- _Text extract_
::::::

Checkpoints

Setting up checkpoints to periodically save our model during training so that everything is not lost even if the program were to somehow terminate while training.

# Setting up checkpoints to save model during training
checkpoint_dir = './training_checkpoints'
checkpoint_prefix = os.path.join(checkpoint_dir, 'ckpt')
checkpoint = tf.train.Checkpoint(generator_optimizer=generator_optimizer,
                            discriminator_optimizer=discriminator_optimizer,
                            generator=generator,
                            discriminator=discriminator)

Now we define our training loop

def train(dataset, epochs):
    generator_loss_list = []
    discriminator_loss_list = []

    for epoch in range(epochs):
        start = time.time()

        for image_batch in dataset:
            gen_loss, disc_loss = train_step(image_batch)
            generator_loss_list.append(gen_loss.numpy())
            discriminator_loss_list.append(disc_loss.numpy())

        #generate_and_save_images(generator, epoch + 1, seed_images)

        if (epoch + 1) % 15 == 0:
            checkpoint.save(file_prefix=checkpoint_prefix)

        print(f'Time for epoch {epoch} is {time.time() - start}')

    #generate_and_save_images(generator, epochs, seed_images)

    loss_file = './data/lossfile.txt'
    with open(loss_file, 'w') as outfile:
        outfile.write(str(generator_loss_list))
        outfile.write('\n')
        outfile.write('\n')
        outfile.write(str(discriminator_loss_list))
        outfile.write('\n')
        outfile.write('\n')

To train simply call this function. Warning: this might take a long time so there is a folder of a pretrained network already included in the repository.

train(train_dataset, EPOCHS)

And here is the result of training our model for 100 epochs

Now to avoid having to train and everything, which will take a while depending on your computer setup we now load in the model which produced the above gif.

checkpoint.restore(tf.train.latest_checkpoint(checkpoint_dir))
restored_generator = checkpoint.generator
restored_discriminator = checkpoint.discriminator

print(restored_generator)
print(restored_discriminator)

::::::

[Annotated element listings]
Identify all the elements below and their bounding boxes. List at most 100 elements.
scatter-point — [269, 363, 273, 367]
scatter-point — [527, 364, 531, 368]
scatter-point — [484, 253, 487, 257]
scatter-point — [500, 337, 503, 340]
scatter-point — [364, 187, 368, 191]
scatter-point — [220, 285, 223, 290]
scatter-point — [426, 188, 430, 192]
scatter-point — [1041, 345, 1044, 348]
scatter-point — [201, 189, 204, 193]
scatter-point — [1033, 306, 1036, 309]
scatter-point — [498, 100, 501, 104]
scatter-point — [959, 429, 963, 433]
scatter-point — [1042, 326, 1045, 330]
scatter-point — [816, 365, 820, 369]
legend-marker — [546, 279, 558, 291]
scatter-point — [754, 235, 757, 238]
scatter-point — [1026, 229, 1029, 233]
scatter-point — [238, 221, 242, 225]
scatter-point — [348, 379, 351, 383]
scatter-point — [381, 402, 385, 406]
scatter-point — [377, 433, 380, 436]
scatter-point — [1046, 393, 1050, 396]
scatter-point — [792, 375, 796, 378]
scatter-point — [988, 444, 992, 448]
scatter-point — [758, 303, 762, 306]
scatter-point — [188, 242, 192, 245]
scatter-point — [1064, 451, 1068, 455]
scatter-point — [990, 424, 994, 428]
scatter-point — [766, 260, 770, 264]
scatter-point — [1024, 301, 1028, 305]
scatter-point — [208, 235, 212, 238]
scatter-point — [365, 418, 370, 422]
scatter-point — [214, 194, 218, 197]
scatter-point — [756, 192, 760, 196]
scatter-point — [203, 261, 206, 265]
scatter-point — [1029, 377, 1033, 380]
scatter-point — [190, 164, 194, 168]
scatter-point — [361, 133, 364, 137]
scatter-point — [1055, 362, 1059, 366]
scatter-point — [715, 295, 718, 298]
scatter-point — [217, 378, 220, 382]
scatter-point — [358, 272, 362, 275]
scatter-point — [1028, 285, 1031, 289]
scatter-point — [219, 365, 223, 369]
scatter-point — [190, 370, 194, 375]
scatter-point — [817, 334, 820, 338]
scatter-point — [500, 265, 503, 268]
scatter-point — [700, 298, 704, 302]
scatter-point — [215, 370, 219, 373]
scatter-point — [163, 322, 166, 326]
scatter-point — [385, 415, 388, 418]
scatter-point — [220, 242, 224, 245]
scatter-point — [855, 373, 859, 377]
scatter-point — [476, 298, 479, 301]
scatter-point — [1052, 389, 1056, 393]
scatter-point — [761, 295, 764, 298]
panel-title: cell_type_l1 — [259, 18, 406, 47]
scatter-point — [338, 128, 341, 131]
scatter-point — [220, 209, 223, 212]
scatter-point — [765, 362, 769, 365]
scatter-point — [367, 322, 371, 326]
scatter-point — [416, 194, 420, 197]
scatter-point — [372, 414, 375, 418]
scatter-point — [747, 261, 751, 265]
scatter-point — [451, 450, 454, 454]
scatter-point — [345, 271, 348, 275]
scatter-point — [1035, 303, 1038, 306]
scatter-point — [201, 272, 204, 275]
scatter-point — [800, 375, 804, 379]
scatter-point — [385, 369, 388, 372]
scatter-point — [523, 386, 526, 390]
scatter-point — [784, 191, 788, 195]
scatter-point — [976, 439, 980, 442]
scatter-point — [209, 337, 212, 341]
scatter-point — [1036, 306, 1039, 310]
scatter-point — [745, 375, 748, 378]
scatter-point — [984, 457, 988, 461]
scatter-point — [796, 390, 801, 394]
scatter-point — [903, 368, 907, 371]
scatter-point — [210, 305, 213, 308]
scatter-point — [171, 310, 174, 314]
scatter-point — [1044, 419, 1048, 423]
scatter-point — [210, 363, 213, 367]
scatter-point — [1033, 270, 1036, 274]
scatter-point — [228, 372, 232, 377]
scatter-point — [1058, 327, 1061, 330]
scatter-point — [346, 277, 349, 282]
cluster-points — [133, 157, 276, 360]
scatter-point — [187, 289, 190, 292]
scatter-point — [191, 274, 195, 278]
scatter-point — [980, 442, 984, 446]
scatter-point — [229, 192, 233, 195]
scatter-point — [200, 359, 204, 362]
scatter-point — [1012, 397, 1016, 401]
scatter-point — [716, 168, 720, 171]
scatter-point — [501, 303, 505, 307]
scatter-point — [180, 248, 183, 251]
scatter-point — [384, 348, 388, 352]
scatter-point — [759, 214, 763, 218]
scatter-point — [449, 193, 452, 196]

::::::

- _What is being asked_
Copy the part of the checkpoint tutorial above that starts with "for image_batch in" and goes on through "checkpoint.save(file_prefix=checkpoint_prefix)".

- _Task output_
for image_batch in dataset:
            gen_loss, disc_loss = train_step(image_batch)
            generator_loss_list.append(gen_loss.numpy())
            discriminator_loss_list.append(disc_loss.numpy())

        #generate_and_save_images(generator, epoch + 1, seed_images)

        if (epoch + 1) % 15 == 0:
            checkpoint.save(file_prefix=checkpoint_prefix)